- _WHAT THIS TASK INVOLVES_: Your task is to transcribe the data in full.

- _MATERIALS PROVIDED_:
============

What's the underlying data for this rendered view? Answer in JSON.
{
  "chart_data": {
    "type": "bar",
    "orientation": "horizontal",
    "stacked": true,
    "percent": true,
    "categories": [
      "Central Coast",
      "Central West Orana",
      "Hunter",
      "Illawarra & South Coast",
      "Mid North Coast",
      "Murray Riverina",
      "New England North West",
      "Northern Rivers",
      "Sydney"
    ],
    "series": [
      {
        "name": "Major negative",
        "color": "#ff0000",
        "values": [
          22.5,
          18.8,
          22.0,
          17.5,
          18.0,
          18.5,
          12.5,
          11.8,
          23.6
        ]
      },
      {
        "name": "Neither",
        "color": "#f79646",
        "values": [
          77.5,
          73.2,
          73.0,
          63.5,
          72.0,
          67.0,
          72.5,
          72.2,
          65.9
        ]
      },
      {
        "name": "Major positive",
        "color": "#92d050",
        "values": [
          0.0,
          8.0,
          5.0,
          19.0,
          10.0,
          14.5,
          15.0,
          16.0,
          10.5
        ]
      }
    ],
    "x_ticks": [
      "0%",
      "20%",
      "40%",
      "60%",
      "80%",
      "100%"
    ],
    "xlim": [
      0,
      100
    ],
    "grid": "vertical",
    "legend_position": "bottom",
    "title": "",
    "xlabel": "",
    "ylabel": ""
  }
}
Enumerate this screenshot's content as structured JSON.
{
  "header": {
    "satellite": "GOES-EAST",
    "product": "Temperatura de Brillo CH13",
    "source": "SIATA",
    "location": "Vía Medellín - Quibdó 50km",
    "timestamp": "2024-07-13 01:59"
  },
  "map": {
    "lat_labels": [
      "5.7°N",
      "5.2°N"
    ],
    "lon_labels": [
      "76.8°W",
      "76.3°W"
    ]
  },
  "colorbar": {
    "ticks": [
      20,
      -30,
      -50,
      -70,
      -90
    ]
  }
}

============

- _RESPONSE TO THIS TASK_:
What's the underlying data for this rendered view? Answer in JSON.
{
  "chart_data": {
    "type": "bar",
    "orientation": "horizontal",
    "stacked": true,
    "percent": true,
    "categories": [
      "Central Coast",
      "Central West Orana",
      "Hunter",
      "Illawarra & South Coast",
      "Mid North Coast",
      "Murray Riverina",
      "New England North West",
      "Northern Rivers",
      "Sydney"
    ],
    "series": [
      {
        "name": "Major negative",
        "color": "#ff0000",
        "values": [
          22.5,
          18.8,
          22.0,
          17.5,
          18.0,
          18.5,
          12.5,
          11.8,
          23.6
        ]
      },
      {
        "name": "Neither",
        "color": "#f79646",
        "values": [
          77.5,
          73.2,
          73.0,
          63.5,
          72.0,
          67.0,
          72.5,
          72.2,
          65.9
        ]
      },
      {
        "name": "Major positive",
        "color": "#92d050",
        "values": [
          0.0,
          8.0,
          5.0,
          19.0,
          10.0,
          14.5,
          15.0,
          16.0,
          10.5
        ]
      }
    ],
    "x_ticks": [
      "0%",
      "20%",
      "40%",
      "60%",
      "80%",
      "100%"
    ],
    "xlim": [
      0,
      100
    ],
    "grid": "vertical",
    "legend_position": "bottom",
    "title": "",
    "xlabel": "",
    "ylabel": ""
  }
}
Enumerate this screenshot's content as structured JSON.
{
  "header": {
    "satellite": "GOES-EAST",
    "product": "Temperatura de Brillo CH13",
    "source": "SIATA",
    "location": "Vía Medellín - Quibdó 50km",
    "timestamp": "2024-07-13 01:59"
  },
  "map": {
    "lat_labels": [
      "5.7°N",
      "5.2°N"
    ],
    "lon_labels": [
      "76.8°W",
      "76.3°W"
    ]
  },
  "colorbar": {
    "ticks": [
      20,
      -30,
      -50,
      -70,
      -90
    ]
  }
}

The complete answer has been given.